» **Problem requirements**
Can the data below be echoed back word for word?

Dataset entries on figures:
==*==

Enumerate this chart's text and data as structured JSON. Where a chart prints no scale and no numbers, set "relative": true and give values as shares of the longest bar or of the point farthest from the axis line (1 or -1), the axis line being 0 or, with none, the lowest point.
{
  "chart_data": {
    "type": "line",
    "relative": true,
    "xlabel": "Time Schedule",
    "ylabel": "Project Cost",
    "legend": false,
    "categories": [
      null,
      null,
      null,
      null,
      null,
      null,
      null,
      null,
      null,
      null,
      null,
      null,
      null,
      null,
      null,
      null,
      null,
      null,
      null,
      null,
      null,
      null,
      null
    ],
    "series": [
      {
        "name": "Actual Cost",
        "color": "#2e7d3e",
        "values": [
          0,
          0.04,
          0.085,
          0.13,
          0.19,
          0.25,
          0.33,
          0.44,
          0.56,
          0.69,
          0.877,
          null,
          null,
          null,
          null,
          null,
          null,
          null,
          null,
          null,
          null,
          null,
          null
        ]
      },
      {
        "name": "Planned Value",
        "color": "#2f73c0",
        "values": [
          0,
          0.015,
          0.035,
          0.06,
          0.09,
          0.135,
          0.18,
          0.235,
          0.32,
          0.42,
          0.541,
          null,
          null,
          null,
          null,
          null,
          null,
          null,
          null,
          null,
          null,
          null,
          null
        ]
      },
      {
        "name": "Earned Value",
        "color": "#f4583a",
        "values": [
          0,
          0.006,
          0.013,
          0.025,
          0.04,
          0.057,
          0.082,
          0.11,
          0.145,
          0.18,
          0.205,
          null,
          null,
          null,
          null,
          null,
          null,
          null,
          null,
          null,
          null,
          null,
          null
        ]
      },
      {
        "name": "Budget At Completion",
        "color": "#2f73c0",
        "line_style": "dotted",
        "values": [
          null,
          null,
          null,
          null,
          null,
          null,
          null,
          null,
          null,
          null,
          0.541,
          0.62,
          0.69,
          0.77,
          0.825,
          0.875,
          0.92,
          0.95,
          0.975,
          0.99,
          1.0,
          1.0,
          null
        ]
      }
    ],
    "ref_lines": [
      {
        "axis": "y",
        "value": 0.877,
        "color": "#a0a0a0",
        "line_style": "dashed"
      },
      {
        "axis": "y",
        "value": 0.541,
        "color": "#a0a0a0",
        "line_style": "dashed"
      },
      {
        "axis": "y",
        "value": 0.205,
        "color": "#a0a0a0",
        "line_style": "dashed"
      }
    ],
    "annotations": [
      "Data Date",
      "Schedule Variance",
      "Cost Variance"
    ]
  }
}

==*==

» **Completed task**
Enumerate this chart's text and data as structured JSON. Where a chart prints no scale and no numbers, set "relative": true and give values as shares of the longest bar or of the point farthest from the axis line (1 or -1), the axis line being 0 or, with none, the lowest point.
{
  "chart_data": {
    "type": "line",
    "relative": true,
    "xlabel": "Time Schedule",
    "ylabel": "Project Cost",
    "legend": false,
    "categories": [
      null,
      null,
      null,
      null,
      null,
      null,
      null,
      null,
      null,
      null,
      null,
      null,
      null,
      null,
      null,
      null,
      null,
      null,
      null,
      null,
      null,
      null,
      null
    ],
    "series": [
      {
        "name": "Actual Cost",
        "color": "#2e7d3e",
        "values": [
          0,
          0.04,
          0.085,
          0.13,
          0.19,
          0.25,
          0.33,
          0.44,
          0.56,
          0.69,
          0.877,
          null,
          null,
          null,
          null,
          null,
          null,
          null,
          null,
          null,
          null,
          null,
          null
        ]
      },
      {
        "name": "Planned Value",
        "color": "#2f73c0",
        "values": [
          0,
          0.015,
          0.035,
          0.06,
          0.09,
          0.135,
          0.18,
          0.235,
          0.32,
          0.42,
          0.541,
          null,
          null,
          null,
          null,
          null,
          null,
          null,
          null,
          null,
          null,
          null,
          null
        ]
      },
      {
        "name": "Earned Value",
        "color": "#f4583a",
        "values": [
          0,
          0.006,
          0.013,
          0.025,
          0.04,
          0.057,
          0.082,
          0.11,
          0.145,
          0.18,
          0.205,
          null,
          null,
          null,
          null,
          null,
          null,
          null,
          null,
          null,
          null,
          null,
          null
        ]
      },
      {
        "name": "Budget At Completion",
        "color": "#2f73c0",
        "line_style": "dotted",
        "values": [
          null,
          null,
          null,
          null,
          null,
          null,
          null,
          null,
          null,
          null,
          0.541,
          0.62,
          0.69,
          0.77,
          0.825,
          0.875,
          0.92,
          0.95,
          0.975,
          0.99,
          1.0,
          1.0,
          null
        ]
      }
    ],
    "ref_lines": [
      {
        "axis": "y",
        "value": 0.877,
        "color": "#a0a0a0",
        "line_style": "dashed"
      },
      {
        "axis": "y",
        "value": 0.541,
        "color": "#a0a0a0",
        "line_style": "dashed"
      },
      {
        "axis": "y",
        "value": 0.205,
        "color": "#a0a0a0",
        "line_style": "dashed"
      }
    ],
    "annotations": [
      "Data Date",
      "Schedule Variance",
      "Cost Variance"
    ]
  }
}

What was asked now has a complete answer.